**Exercise instructions**
Find each line with the word "color" and copy it.

▼▼▼

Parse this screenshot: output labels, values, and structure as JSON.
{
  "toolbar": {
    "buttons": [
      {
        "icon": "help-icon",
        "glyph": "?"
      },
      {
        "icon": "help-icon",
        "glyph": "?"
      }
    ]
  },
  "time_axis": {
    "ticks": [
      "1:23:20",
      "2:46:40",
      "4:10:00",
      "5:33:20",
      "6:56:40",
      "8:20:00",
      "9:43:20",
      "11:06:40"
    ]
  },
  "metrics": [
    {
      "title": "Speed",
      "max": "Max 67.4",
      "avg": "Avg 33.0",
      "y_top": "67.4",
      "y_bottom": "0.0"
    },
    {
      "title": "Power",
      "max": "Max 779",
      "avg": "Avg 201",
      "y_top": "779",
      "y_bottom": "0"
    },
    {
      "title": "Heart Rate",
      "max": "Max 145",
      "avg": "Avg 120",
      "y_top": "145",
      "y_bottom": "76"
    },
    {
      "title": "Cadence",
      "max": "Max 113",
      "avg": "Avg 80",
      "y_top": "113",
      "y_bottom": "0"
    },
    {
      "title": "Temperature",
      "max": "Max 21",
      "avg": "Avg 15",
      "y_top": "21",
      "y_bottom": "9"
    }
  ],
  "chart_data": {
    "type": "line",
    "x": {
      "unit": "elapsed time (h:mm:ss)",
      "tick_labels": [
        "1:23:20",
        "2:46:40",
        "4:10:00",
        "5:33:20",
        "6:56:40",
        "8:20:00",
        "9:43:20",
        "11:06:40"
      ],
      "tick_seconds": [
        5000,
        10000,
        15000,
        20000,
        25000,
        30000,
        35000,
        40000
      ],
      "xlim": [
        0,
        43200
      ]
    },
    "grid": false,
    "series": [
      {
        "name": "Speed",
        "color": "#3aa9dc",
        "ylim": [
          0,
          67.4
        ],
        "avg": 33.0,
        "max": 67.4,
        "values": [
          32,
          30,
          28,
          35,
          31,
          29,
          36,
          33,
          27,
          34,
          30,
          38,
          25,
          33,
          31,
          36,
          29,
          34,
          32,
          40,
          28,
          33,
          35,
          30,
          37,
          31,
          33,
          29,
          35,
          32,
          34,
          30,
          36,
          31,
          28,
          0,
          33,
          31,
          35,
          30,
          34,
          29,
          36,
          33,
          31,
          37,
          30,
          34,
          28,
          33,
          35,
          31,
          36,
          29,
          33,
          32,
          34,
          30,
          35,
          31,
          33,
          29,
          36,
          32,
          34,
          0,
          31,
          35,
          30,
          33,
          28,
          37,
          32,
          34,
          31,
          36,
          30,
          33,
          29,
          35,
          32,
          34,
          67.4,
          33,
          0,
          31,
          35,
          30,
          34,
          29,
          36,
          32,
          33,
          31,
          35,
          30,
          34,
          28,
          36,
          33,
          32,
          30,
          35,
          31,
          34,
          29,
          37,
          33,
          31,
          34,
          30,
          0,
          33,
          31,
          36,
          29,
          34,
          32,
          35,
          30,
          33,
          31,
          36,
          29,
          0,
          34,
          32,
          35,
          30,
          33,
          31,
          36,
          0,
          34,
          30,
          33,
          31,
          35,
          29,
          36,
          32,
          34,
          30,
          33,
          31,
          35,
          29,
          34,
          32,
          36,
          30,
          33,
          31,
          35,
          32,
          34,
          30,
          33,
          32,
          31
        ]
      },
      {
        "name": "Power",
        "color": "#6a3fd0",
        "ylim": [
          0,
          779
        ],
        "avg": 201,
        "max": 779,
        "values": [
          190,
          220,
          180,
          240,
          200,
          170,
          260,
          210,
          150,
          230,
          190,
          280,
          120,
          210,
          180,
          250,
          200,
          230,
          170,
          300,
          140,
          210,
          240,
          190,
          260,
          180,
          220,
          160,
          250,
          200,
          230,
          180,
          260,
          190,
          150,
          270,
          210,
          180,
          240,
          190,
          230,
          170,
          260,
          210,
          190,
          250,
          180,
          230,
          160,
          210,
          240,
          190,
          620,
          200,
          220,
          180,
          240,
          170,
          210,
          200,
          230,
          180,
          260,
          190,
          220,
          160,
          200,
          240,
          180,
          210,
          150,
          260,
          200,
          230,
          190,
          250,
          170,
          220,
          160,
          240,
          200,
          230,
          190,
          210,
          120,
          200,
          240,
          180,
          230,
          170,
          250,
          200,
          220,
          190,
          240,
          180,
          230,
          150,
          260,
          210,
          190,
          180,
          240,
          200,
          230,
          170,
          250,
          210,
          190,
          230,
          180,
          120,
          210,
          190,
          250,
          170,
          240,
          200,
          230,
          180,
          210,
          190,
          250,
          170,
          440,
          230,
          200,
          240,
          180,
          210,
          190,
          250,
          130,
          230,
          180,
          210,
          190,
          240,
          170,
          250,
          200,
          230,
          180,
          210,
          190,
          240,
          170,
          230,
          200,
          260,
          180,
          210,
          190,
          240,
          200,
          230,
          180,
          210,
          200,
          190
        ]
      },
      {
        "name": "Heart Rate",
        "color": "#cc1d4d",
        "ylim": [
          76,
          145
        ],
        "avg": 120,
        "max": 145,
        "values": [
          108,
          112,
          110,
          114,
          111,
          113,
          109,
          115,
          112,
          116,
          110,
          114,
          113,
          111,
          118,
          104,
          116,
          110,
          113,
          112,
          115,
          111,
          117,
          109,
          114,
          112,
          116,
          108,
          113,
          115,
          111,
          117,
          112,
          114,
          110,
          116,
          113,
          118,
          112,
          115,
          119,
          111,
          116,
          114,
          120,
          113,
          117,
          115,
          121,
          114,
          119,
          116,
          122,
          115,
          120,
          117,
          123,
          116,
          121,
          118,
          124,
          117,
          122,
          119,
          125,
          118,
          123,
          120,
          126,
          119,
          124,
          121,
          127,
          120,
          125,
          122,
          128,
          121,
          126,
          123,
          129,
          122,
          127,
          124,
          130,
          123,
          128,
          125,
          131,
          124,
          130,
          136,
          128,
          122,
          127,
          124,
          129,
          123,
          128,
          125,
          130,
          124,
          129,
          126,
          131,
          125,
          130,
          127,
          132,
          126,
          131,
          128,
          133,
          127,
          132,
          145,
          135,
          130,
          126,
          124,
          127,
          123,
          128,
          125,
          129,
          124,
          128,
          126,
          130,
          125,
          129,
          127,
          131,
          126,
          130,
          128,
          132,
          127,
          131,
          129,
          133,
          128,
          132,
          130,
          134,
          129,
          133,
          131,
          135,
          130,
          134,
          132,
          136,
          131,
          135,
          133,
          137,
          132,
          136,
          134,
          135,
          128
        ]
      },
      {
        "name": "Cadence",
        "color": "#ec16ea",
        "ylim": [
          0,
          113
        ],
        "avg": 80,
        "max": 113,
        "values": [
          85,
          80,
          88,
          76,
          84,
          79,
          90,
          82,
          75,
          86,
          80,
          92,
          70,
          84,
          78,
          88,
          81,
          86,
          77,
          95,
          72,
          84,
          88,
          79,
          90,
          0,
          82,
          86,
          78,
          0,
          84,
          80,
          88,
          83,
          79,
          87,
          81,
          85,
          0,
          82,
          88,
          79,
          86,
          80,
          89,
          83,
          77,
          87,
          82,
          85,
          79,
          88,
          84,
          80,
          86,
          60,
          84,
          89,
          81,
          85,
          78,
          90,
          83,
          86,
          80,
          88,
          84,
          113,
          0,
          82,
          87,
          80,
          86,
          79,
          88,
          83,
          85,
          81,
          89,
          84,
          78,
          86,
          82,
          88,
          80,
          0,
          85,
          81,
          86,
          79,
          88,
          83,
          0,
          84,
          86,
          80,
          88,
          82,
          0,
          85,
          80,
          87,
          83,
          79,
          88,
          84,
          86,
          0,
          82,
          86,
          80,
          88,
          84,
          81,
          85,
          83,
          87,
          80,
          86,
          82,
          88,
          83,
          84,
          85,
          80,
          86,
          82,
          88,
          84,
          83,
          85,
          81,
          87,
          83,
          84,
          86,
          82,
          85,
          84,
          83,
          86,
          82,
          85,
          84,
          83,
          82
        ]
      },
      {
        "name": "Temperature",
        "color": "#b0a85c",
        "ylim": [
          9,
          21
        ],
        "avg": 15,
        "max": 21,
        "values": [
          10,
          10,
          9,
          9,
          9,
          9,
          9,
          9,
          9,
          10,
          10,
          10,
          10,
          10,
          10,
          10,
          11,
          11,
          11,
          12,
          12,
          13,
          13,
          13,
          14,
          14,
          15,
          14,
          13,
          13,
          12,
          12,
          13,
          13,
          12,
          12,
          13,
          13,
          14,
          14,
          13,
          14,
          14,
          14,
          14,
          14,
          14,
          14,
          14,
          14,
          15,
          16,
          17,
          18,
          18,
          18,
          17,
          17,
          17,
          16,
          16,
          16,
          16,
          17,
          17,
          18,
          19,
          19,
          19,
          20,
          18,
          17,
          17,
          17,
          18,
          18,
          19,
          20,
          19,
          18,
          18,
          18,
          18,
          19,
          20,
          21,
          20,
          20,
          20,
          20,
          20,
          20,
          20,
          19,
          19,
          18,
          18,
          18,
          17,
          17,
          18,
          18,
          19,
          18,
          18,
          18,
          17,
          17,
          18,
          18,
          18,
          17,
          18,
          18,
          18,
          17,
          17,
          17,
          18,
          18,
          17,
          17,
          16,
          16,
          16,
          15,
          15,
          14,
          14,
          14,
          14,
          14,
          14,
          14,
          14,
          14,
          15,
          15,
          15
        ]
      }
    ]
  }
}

▲▲▲

**Solution for this exercise**
        "color": "#3aa9dc",
        "color": "#6a3fd0",
        "color": "#cc1d4d",
        "color": "#ec16ea",
        "color": "#b0a85c",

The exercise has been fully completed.